Material for this task start

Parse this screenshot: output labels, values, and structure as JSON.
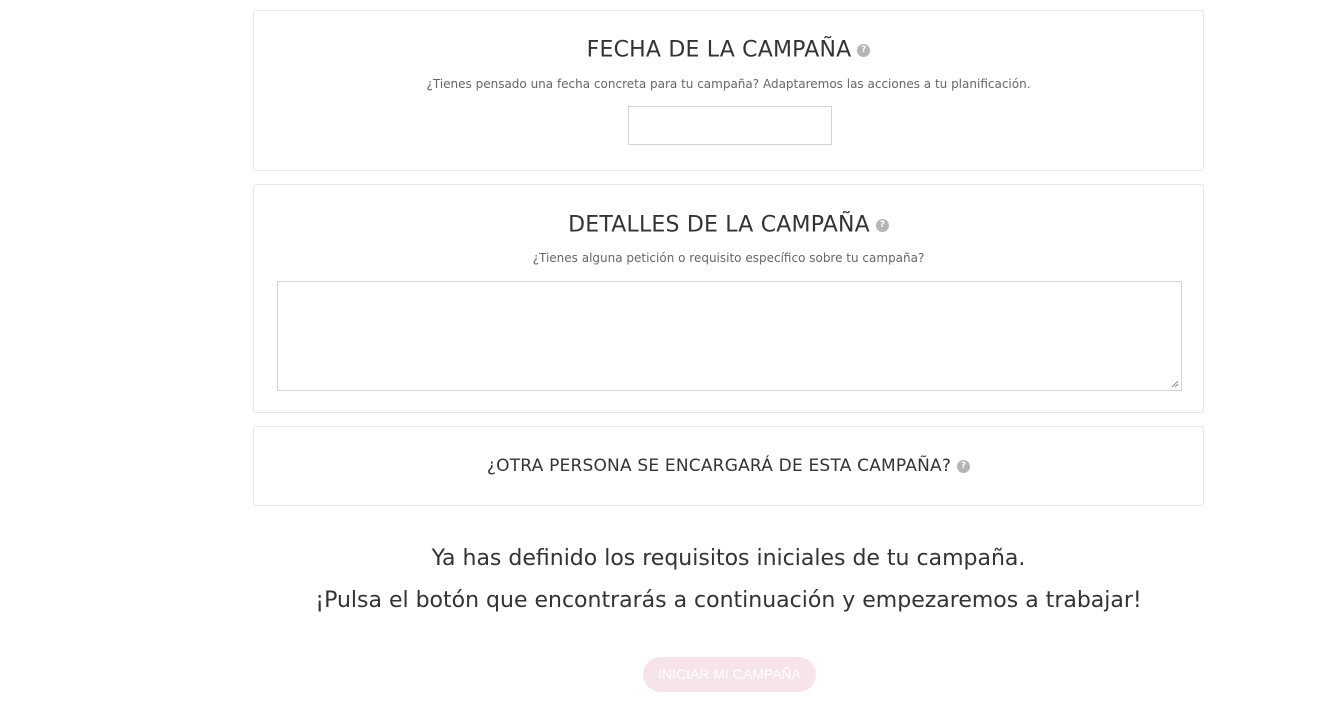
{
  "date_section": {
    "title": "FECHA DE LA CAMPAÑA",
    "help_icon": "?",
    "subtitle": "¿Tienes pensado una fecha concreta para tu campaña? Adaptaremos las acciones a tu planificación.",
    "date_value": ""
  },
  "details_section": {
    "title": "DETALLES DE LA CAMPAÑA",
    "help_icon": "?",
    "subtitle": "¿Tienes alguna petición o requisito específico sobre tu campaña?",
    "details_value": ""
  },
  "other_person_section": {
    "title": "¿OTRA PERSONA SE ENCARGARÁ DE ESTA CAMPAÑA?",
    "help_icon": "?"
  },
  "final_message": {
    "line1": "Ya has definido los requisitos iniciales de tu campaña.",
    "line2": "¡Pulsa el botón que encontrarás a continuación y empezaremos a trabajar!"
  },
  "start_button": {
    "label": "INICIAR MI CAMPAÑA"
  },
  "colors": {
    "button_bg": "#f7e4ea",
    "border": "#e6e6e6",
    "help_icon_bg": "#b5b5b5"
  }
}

Material for this task end

Retype the whole listing, keeping every line identical and omitting all pictures.

Parse this screenshot: output labels, values, and structure as JSON.
{
  "date_section": {
    "title": "FECHA DE LA CAMPAÑA",
    "help_icon": "?",
    "subtitle": "¿Tienes pensado una fecha concreta para tu campaña? Adaptaremos las acciones a tu planificación.",
    "date_value": ""
  },
  "details_section": {
    "title": "DETALLES DE LA CAMPAÑA",
    "help_icon": "?",
    "subtitle": "¿Tienes alguna petición o requisito específico sobre tu campaña?",
    "details_value": ""
  },
  "other_person_section": {
    "title": "¿OTRA PERSONA SE ENCARGARÁ DE ESTA CAMPAÑA?",
    "help_icon": "?"
  },
  "final_message": {
    "line1": "Ya has definido los requisitos iniciales de tu campaña.",
    "line2": "¡Pulsa el botón que encontrarás a continuación y empezaremos a trabajar!"
  },
  "start_button": {
    "label": "INICIAR MI CAMPAÑA"
  },
  "colors": {
    "button_bg": "#f7e4ea",
    "border": "#e6e6e6",
    "help_icon_bg": "#b5b5b5"
  }
}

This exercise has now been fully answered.